EXERCISES TO COMPLETE –
**1.** Answer the following questions from the passage on the Masquelet technique.
(a) According to Cadilhac et al., in how many of eight patients treated with fixation without grafting did nonunion occur?
(b) What did Elliot and Richards use to avoid the potential complications of iliac crest bone graft?
(c) What does the cement placed around the pin in the first operative step provide?
**2.** For each statement below, state whether it agrees with the passage on the Masquelet technique, and quote the words that decide it.
(a) The induced-membrane technique is completed in a single operation.
(b) Both cases treated by Elliot and Richards ended in treatment failure.
(c) The induced membrane is interrupted by the plate.
(PAGE EXCERPT)
To avoid such complications and improve bone union, we used the Masquelet technique. This method has been described with good results in the treatment of segmental bone loss in children14,15. The two-step technique comprises the two main elements necessary to achieve union: presence of a membrane comparable with periosteum and a bone graft. Grogan et al.6 also reported good results of periosteal repair without internal fixation. This technique is easier to perform in younger patients. In our case, the induced membrane created around the cement spacer acted like periosteum to achieve bone union around the graft. The intramedullary Kirschner-wire fixation allows covering of the bone extremities with cement. The induced membrane is therefore cylindrical and not interrupted by the plate.
Bone graft is also necessary. Cadilhac et al.4 reported nonunion in three of eight patients treated with fixation without grafting, while union was achieved in a similar group of nine patients treated with fixation and grafting. Bone-grafting may improve union after resection. Elliot and Richards26 used a bovine cancellous xenograft (Tutobone) to avoid the potential complications of iliac crest bone graft, but both of their cases resulted in treatment failure with substantial osteolysis and failure of incorporation of the graft material.
The induced-membrane technique requires two separate operations, while the other procedures previously used for congenital pseudarthrosis of the clavicle require a single operation, but the two-step technique avoids the disadvantages of plate fixation. The presence of cement placed around the pin in the first operative step also provides primary stability, thereby avoiding material failure.
(End PAGE EXCERPT)
(EXTRACTED INFORMATION)
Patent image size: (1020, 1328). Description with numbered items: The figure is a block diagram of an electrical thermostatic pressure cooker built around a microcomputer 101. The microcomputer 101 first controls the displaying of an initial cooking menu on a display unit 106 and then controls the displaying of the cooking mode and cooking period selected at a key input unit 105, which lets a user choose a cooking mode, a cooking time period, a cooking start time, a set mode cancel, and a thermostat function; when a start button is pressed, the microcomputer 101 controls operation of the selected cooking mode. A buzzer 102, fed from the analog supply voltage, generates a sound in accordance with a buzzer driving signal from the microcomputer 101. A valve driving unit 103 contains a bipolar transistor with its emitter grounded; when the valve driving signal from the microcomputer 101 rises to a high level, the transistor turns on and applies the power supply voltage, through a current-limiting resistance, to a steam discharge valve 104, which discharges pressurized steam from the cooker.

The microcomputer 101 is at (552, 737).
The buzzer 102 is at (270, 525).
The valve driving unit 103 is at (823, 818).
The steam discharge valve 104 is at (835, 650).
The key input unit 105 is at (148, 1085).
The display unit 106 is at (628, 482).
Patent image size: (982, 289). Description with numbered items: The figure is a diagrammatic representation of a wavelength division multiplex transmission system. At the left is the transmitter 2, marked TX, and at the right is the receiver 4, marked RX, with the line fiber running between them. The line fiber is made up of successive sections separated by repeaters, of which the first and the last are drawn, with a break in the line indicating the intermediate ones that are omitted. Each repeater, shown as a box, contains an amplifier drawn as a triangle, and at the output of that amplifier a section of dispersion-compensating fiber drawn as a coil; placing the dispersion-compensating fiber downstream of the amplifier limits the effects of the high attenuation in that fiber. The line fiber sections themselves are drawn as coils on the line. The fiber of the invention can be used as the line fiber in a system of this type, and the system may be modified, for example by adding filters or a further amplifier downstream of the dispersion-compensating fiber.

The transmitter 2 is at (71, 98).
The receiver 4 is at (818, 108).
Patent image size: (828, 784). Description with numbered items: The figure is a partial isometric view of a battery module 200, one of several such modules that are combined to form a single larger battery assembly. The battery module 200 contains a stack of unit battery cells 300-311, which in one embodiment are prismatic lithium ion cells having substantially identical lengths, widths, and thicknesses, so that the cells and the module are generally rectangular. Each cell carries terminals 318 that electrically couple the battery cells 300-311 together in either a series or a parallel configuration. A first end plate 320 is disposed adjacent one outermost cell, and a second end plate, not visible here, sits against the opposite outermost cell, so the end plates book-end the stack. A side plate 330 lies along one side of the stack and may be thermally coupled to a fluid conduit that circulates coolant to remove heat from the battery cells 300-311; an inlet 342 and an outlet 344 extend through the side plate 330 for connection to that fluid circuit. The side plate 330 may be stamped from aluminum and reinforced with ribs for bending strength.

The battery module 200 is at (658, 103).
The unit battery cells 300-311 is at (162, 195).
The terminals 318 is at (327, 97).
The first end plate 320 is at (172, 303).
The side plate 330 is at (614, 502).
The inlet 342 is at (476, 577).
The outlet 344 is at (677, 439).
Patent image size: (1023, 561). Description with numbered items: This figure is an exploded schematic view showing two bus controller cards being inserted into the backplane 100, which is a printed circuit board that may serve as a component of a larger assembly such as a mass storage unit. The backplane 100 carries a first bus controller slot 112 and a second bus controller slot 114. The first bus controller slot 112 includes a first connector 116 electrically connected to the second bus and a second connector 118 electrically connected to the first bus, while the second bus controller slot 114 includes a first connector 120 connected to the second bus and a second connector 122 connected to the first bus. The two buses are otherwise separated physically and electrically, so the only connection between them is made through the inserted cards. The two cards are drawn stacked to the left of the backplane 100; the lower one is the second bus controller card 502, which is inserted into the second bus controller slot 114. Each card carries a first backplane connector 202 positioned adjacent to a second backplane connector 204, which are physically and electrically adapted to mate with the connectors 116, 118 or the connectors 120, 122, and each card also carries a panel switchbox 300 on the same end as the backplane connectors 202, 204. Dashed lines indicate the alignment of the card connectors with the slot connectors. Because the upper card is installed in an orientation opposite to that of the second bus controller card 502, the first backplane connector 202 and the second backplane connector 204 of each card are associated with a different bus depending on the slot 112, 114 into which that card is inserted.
(End EXTRACTED INFORMATION)
EXPECTED RESPONSES –
**1.**
(a) Three.
(b) A bovine cancellous xenograft (Tutobone).
(c) Primary stability, thereby avoiding material failure.

**2.**
(a) No: "The induced-membrane technique requires two separate operations"
(b) Yes: "both of their cases resulted in treatment failure"
(c) No: "The induced membrane is therefore cylindrical and not interrupted by the plate."